Written problem
Copy every line of the data in which the word "JSON" occurs.

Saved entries
+++++

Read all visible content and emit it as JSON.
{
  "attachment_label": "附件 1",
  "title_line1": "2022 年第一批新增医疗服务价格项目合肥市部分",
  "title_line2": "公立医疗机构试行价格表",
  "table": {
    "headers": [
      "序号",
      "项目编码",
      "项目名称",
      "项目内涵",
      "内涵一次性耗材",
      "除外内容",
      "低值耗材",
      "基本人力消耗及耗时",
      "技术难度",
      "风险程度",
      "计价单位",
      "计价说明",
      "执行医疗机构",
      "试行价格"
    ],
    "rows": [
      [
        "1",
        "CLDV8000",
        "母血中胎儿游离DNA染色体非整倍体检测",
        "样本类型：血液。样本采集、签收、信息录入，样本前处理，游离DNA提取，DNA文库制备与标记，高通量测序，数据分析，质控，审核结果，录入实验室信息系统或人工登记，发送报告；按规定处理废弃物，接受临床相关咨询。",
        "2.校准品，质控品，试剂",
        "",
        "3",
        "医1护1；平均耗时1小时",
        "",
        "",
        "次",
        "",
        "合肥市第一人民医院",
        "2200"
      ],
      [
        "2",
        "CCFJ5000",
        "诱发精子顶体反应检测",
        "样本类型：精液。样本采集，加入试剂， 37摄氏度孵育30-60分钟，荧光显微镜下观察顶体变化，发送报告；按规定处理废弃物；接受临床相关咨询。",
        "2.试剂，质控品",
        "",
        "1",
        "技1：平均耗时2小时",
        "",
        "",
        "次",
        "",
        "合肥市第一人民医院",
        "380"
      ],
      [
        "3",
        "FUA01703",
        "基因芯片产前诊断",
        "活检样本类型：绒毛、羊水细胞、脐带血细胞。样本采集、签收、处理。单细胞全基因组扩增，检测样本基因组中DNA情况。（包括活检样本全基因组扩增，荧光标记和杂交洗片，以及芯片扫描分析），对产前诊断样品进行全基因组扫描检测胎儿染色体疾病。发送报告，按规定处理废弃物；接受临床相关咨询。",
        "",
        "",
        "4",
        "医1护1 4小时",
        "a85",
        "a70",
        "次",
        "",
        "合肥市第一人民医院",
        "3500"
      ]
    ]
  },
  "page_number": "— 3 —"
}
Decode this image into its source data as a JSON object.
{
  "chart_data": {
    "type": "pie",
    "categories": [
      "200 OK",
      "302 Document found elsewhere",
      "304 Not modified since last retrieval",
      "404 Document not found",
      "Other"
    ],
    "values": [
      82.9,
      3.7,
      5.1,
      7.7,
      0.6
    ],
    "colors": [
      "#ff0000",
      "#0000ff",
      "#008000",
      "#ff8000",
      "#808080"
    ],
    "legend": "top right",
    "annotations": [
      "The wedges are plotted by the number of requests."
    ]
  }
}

+++++

In response
Read all visible content and emit it as JSON.
Decode this image into its source data as a JSON object.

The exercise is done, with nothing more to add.